Problem: Would you output the whole listing below, exactly as it reads?

Listed entries:
——

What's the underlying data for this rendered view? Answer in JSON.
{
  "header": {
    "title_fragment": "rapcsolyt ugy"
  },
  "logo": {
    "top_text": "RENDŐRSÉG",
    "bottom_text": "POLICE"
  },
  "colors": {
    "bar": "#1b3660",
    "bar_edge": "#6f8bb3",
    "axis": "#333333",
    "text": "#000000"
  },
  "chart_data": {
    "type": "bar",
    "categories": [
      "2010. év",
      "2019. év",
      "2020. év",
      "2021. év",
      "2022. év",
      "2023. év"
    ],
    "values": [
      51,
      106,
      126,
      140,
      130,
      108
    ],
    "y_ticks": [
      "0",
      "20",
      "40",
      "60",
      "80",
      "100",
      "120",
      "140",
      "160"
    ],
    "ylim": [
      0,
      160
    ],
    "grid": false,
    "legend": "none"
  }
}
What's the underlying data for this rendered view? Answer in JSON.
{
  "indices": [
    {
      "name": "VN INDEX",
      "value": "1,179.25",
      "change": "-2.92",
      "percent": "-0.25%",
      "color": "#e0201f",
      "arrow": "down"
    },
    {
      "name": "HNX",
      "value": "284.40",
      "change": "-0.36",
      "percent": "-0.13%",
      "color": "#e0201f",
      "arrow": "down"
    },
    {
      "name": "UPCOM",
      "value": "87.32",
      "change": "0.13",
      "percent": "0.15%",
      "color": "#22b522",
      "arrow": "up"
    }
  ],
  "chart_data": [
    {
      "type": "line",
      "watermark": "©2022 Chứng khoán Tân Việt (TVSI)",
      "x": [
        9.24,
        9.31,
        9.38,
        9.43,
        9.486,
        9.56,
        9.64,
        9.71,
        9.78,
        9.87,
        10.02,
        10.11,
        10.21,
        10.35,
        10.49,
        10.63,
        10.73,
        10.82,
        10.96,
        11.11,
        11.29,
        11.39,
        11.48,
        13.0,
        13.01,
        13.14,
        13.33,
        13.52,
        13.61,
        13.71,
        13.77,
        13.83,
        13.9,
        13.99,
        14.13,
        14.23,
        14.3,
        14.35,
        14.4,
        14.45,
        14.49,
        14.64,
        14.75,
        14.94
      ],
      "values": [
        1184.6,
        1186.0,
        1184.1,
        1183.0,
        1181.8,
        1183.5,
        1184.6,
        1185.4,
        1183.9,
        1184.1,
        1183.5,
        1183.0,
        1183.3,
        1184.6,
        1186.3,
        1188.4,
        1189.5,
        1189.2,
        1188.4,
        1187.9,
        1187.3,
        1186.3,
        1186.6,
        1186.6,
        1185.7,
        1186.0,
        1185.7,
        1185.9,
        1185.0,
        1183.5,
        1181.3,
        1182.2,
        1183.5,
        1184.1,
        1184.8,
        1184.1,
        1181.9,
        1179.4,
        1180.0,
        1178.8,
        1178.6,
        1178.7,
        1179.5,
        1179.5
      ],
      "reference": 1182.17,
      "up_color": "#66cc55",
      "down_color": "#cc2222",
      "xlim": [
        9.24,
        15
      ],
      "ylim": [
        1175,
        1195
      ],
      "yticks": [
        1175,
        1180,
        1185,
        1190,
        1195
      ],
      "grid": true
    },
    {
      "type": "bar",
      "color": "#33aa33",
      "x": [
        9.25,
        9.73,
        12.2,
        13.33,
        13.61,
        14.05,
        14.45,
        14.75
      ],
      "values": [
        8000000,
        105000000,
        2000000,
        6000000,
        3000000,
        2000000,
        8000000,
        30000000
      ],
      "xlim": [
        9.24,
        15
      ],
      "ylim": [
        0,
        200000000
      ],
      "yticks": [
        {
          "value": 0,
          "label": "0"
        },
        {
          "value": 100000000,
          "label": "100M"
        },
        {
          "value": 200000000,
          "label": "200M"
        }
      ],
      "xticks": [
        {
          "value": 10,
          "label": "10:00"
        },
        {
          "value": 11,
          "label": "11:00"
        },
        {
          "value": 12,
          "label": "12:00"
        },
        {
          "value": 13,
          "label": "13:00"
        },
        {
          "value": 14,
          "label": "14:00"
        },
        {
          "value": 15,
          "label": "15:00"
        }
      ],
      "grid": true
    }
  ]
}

——

Exercise response:
What's the underlying data for this rendered view? Answer in JSON.
{
  "header": {
    "title_fragment": "rapcsolyt ugy"
  },
  "logo": {
    "top_text": "RENDŐRSÉG",
    "bottom_text": "POLICE"
  },
  "colors": {
    "bar": "#1b3660",
    "bar_edge": "#6f8bb3",
    "axis": "#333333",
    "text": "#000000"
  },
  "chart_data": {
    "type": "bar",
    "categories": [
      "2010. év",
      "2019. év",
      "2020. év",
      "2021. év",
      "2022. év",
      "2023. év"
    ],
    "values": [
      51,
      106,
      126,
      140,
      130,
      108
    ],
    "y_ticks": [
      "0",
      "20",
      "40",
      "60",
      "80",
      "100",
      "120",
      "140",
      "160"
    ],
    "ylim": [
      0,
      160
    ],
    "grid": false,
    "legend": "none"
  }
}
What's the underlying data for this rendered view? Answer in JSON.
{
  "indices": [
    {
      "name": "VN INDEX",
      "value": "1,179.25",
      "change": "-2.92",
      "percent": "-0.25%",
      "color": "#e0201f",
      "arrow": "down"
    },
    {
      "name": "HNX",
      "value": "284.40",
      "change": "-0.36",
      "percent": "-0.13%",
      "color": "#e0201f",
      "arrow": "down"
    },
    {
      "name": "UPCOM",
      "value": "87.32",
      "change": "0.13",
      "percent": "0.15%",
      "color": "#22b522",
      "arrow": "up"
    }
  ],
  "chart_data": [
    {
      "type": "line",
      "watermark": "©2022 Chứng khoán Tân Việt (TVSI)",
      "x": [
        9.24,
        9.31,
        9.38,
        9.43,
        9.486,
        9.56,
        9.64,
        9.71,
        9.78,
        9.87,
        10.02,
        10.11,
        10.21,
        10.35,
        10.49,
        10.63,
        10.73,
        10.82,
        10.96,
        11.11,
        11.29,
        11.39,
        11.48,
        13.0,
        13.01,
        13.14,
        13.33,
        13.52,
        13.61,
        13.71,
        13.77,
        13.83,
        13.9,
        13.99,
        14.13,
        14.23,
        14.3,
        14.35,
        14.4,
        14.45,
        14.49,
        14.64,
        14.75,
        14.94
      ],
      "values": [
        1184.6,
        1186.0,
        1184.1,
        1183.0,
        1181.8,
        1183.5,
        1184.6,
        1185.4,
        1183.9,
        1184.1,
        1183.5,
        1183.0,
        1183.3,
        1184.6,
        1186.3,
        1188.4,
        1189.5,
        1189.2,
        1188.4,
        1187.9,
        1187.3,
        1186.3,
        1186.6,
        1186.6,
        1185.7,
        1186.0,
        1185.7,
        1185.9,
        1185.0,
        1183.5,
        1181.3,
        1182.2,
        1183.5,
        1184.1,
        1184.8,
        1184.1,
        1181.9,
        1179.4,
        1180.0,
        1178.8,
        1178.6,
        1178.7,
        1179.5,
        1179.5
      ],
      "reference": 1182.17,
      "up_color": "#66cc55",
      "down_color": "#cc2222",
      "xlim": [
        9.24,
        15
      ],
      "ylim": [
        1175,
        1195
      ],
      "yticks": [
        1175,
        1180,
        1185,
        1190,
        1195
      ],
      "grid": true
    },
    {
      "type": "bar",
      "color": "#33aa33",
      "x": [
        9.25,
        9.73,
        12.2,
        13.33,
        13.61,
        14.05,
        14.45,
        14.75
      ],
      "values": [
        8000000,
        105000000,
        2000000,
        6000000,
        3000000,
        2000000,
        8000000,
        30000000
      ],
      "xlim": [
        9.24,
        15
      ],
      "ylim": [
        0,
        200000000
      ],
      "yticks": [
        {
          "value": 0,
          "label": "0"
        },
        {
          "value": 100000000,
          "label": "100M"
        },
        {
          "value": 200000000,
          "label": "200M"
        }
      ],
      "xticks": [
        {
          "value": 10,
          "label": "10:00"
        },
        {
          "value": 11,
          "label": "11:00"
        },
        {
          "value": 12,
          "label": "12:00"
        },
        {
          "value": 13,
          "label": "13:00"
        },
        {
          "value": 14,
          "label": "14:00"
        },
        {
          "value": 15,
          "label": "15:00"
        }
      ],
      "grid": true
    }
  ]
}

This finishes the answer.